**Your task:** The material below should be written out in full and exactly; pictures stay out of the copy.

(A run of records)
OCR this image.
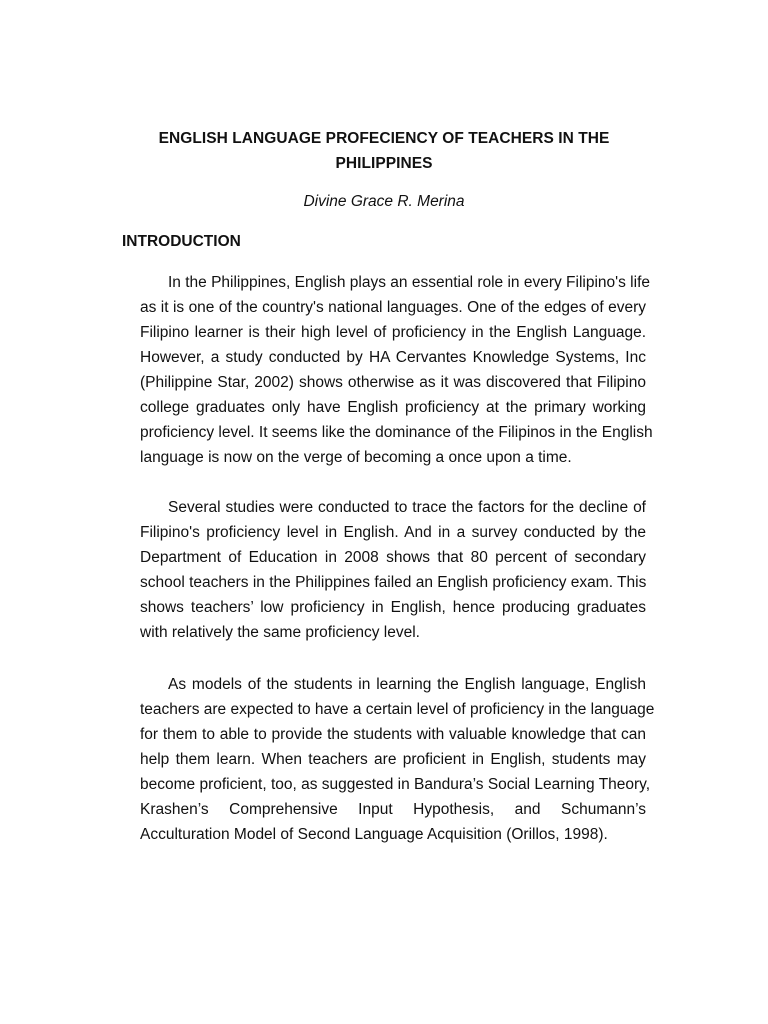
ENGLISH LANGUAGE PROFECIENCY OF TEACHERS IN THE
PHILIPPINES
Divine Grace R. Merina
INTRODUCTION
In the Philippines, English plays an essential role in every Filipino's life
as it is one of the country's national languages. One of the edges of every
Filipino learner is their high level of proficiency in the English Language.
However, a study conducted by HA Cervantes Knowledge Systems, Inc
(Philippine Star, 2002) shows otherwise as it was discovered that Filipino
college graduates only have English proficiency at the primary working
proficiency level. It seems like the dominance of the Filipinos in the English
language is now on the verge of becoming a once upon a time.
Several studies were conducted to trace the factors for the decline of
Filipino's proficiency level in English. And in a survey conducted by the
Department of Education in 2008 shows that 80 percent of secondary
school teachers in the Philippines failed an English proficiency exam. This
shows teachers’ low proficiency in English, hence producing graduates
with relatively the same proficiency level.
As models of the students in learning the English language, English
teachers are expected to have a certain level of proficiency in the language
for them to able to provide the students with valuable knowledge that can
help them learn. When teachers are proficient in English, students may
become proficient, too, as suggested in Bandura’s Social Learning Theory,
Krashen’s Comprehensive Input Hypothesis, and Schumann’s
Acculturation Model of Second Language Acquisition (Orillos, 1998).
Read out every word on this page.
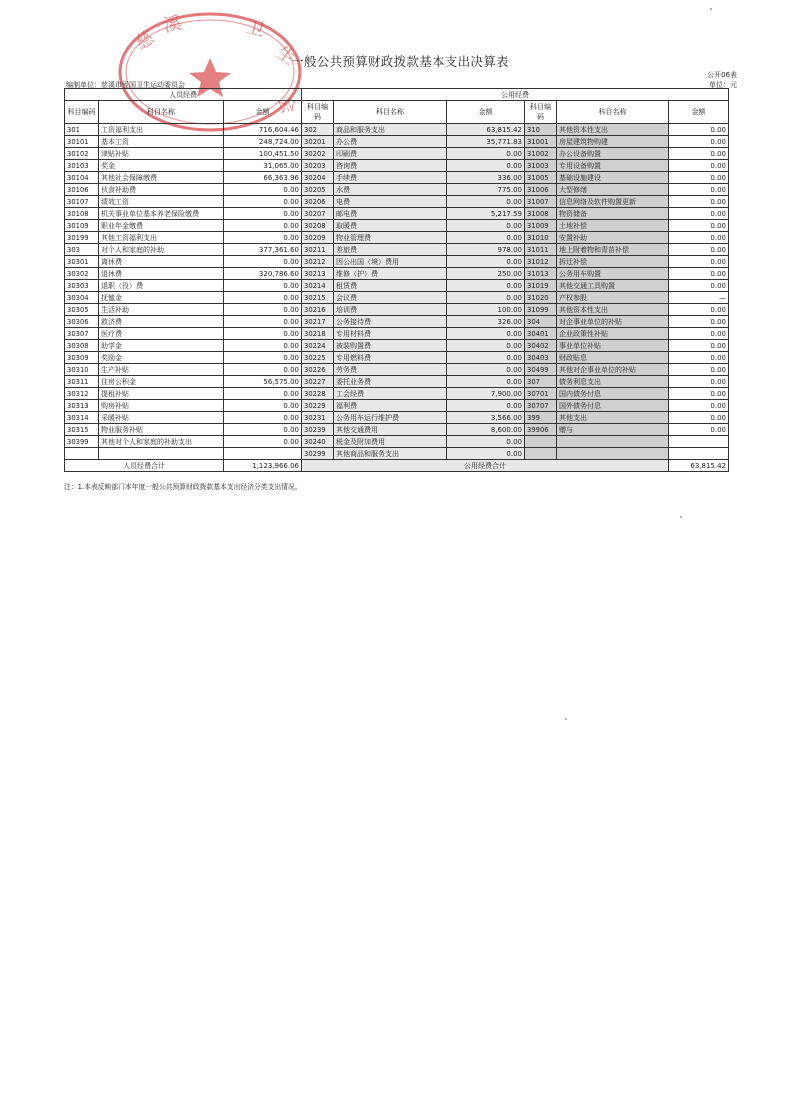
慈
溪	卫
生
会
一般公共预算财政拨款基本支出决算表
公开06表
单位：元
编制单位：慈溪市爱国卫生运动委员会
人员经费			公用经费					
科目编码	科目名称	金额	科目编码	科目名称	金额	科目编码	科目名称	金额
301	工资福利支出	716,604.46	302	商品和服务支出	63,815.42	310	其他资本性支出	0.00
30101	基本工资	248,724.00	30201	办公费	35,771.83	31001	房屋建筑物购建	0.00
30102	津贴补贴	100,451.50	30202	印刷费	0.00	31002	办公设备购置	0.00
30103	奖金	31,065.00	30203	咨询费	0.00	31003	专用设备购置	0.00
30104	其他社会保障缴费	66,363.96	30204	手续费	336.00	31005	基础设施建设	0.00
30106	伙食补助费	0.00	30205	水费	775.00	31006	大型修缮	0.00
30107	绩效工资	0.00	30206	电费	0.00	31007	信息网络及软件购置更新	0.00
30108	机关事业单位基本养老保险缴费	0.00	30207	邮电费	5,217.59	31008	物资储备	0.00
30109	职业年金缴费	0.00	30208	取暖费	0.00	31009	土地补偿	0.00
30199	其他工资福利支出	0.00	30209	物业管理费	0.00	31010	安置补助	0.00
303	对个人和家庭的补助	377,361.60	30211	差旅费	978.00	31011	地上附着物和青苗补偿	0.00
30301	离休费	0.00	30212	因公出国（境）费用	0.00	31012	拆迁补偿	0.00
30302	退休费	320,786.60	30213	维修（护）费	250.00	31013	公务用车购置	0.00
30303	退职（役）费	0.00	30214	租赁费	0.00	31019	其他交通工具购置	0.00
30304	抚恤金	0.00	30215	会议费	0.00	31020	产权参股	—
30305	生活补助	0.00	30216	培训费	100.00	31099	其他资本性支出	0.00
30306	救济费	0.00	30217	公务接待费	326.00	304	对企事业单位的补贴	0.00
30307	医疗费	0.00	30218	专用材料费	0.00	30401	企业政策性补贴	0.00
30308	助学金	0.00	30224	被装购置费	0.00	30402	事业单位补贴	0.00
30309	奖励金	0.00	30225	专用燃料费	0.00	30403	财政贴息	0.00
30310	生产补贴	0.00	30226	劳务费	0.00	30499	其他对企事业单位的补贴	0.00
30311	住房公积金	56,575.00	30227	委托业务费	0.00	307	债务利息支出	0.00
30312	提租补贴	0.00	30228	工会经费	7,900.00	30701	国内债务付息	0.00
30313	购房补贴	0.00	30229	福利费	0.00	30707	国外债务付息	0.00
30314	采暖补贴	0.00	30231	公务用车运行维护费	3,566.00	399	其他支出	0.00
30315	物业服务补贴	0.00	30239	其他交通费用	8,600.00	39906	赠与	0.00
30399	其他对个人和家庭的补助支出	0.00	30240	税金及附加费用	0.00			
			30299	其他商品和服务支出	0.00			
人员经费合计		1,123,966.06	公用经费合计					63,815.42
注：1.本表反映部门本年度一般公共预算财政拨款基本支出经济分类支出情况。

**Response to the task:**
OCR this image.
ENGLISH LANGUAGE PROFECIENCY OF TEACHERS IN THE
PHILIPPINES
Divine Grace R. Merina
INTRODUCTION
In the Philippines, English plays an essential role in every Filipino's life
as it is one of the country's national languages. One of the edges of every
Filipino learner is their high level of proficiency in the English Language.
However, a study conducted by HA Cervantes Knowledge Systems, Inc
(Philippine Star, 2002) shows otherwise as it was discovered that Filipino
college graduates only have English proficiency at the primary working
proficiency level. It seems like the dominance of the Filipinos in the English
language is now on the verge of becoming a once upon a time.
Several studies were conducted to trace the factors for the decline of
Filipino's proficiency level in English. And in a survey conducted by the
Department of Education in 2008 shows that 80 percent of secondary
school teachers in the Philippines failed an English proficiency exam. This
shows teachers’ low proficiency in English, hence producing graduates
with relatively the same proficiency level.
As models of the students in learning the English language, English
teachers are expected to have a certain level of proficiency in the language
for them to able to provide the students with valuable knowledge that can
help them learn. When teachers are proficient in English, students may
become proficient, too, as suggested in Bandura’s Social Learning Theory,
Krashen’s Comprehensive Input Hypothesis, and Schumann’s
Acculturation Model of Second Language Acquisition (Orillos, 1998).
Read out every word on this page.
慈
溪	卫
生
会
一般公共预算财政拨款基本支出决算表
公开06表
单位：元
编制单位：慈溪市爱国卫生运动委员会
人员经费			公用经费					
科目编码	科目名称	金额	科目编码	科目名称	金额	科目编码	科目名称	金额
301	工资福利支出	716,604.46	302	商品和服务支出	63,815.42	310	其他资本性支出	0.00
30101	基本工资	248,724.00	30201	办公费	35,771.83	31001	房屋建筑物购建	0.00
30102	津贴补贴	100,451.50	30202	印刷费	0.00	31002	办公设备购置	0.00
30103	奖金	31,065.00	30203	咨询费	0.00	31003	专用设备购置	0.00
30104	其他社会保障缴费	66,363.96	30204	手续费	336.00	31005	基础设施建设	0.00
30106	伙食补助费	0.00	30205	水费	775.00	31006	大型修缮	0.00
30107	绩效工资	0.00	30206	电费	0.00	31007	信息网络及软件购置更新	0.00
30108	机关事业单位基本养老保险缴费	0.00	30207	邮电费	5,217.59	31008	物资储备	0.00
30109	职业年金缴费	0.00	30208	取暖费	0.00	31009	土地补偿	0.00
30199	其他工资福利支出	0.00	30209	物业管理费	0.00	31010	安置补助	0.00
303	对个人和家庭的补助	377,361.60	30211	差旅费	978.00	31011	地上附着物和青苗补偿	0.00
30301	离休费	0.00	30212	因公出国（境）费用	0.00	31012	拆迁补偿	0.00
30302	退休费	320,786.60	30213	维修（护）费	250.00	31013	公务用车购置	0.00
30303	退职（役）费	0.00	30214	租赁费	0.00	31019	其他交通工具购置	0.00
30304	抚恤金	0.00	30215	会议费	0.00	31020	产权参股	—
30305	生活补助	0.00	30216	培训费	100.00	31099	其他资本性支出	0.00
30306	救济费	0.00	30217	公务接待费	326.00	304	对企事业单位的补贴	0.00
30307	医疗费	0.00	30218	专用材料费	0.00	30401	企业政策性补贴	0.00
30308	助学金	0.00	30224	被装购置费	0.00	30402	事业单位补贴	0.00
30309	奖励金	0.00	30225	专用燃料费	0.00	30403	财政贴息	0.00
30310	生产补贴	0.00	30226	劳务费	0.00	30499	其他对企事业单位的补贴	0.00
30311	住房公积金	56,575.00	30227	委托业务费	0.00	307	债务利息支出	0.00
30312	提租补贴	0.00	30228	工会经费	7,900.00	30701	国内债务付息	0.00
30313	购房补贴	0.00	30229	福利费	0.00	30707	国外债务付息	0.00
30314	采暖补贴	0.00	30231	公务用车运行维护费	3,566.00	399	其他支出	0.00
30315	物业服务补贴	0.00	30239	其他交通费用	8,600.00	39906	赠与	0.00
30399	其他对个人和家庭的补助支出	0.00	30240	税金及附加费用	0.00			
			30299	其他商品和服务支出	0.00			
人员经费合计		1,123,966.06	公用经费合计					63,815.42
注：1.本表反映部门本年度一般公共预算财政拨款基本支出经济分类支出情况。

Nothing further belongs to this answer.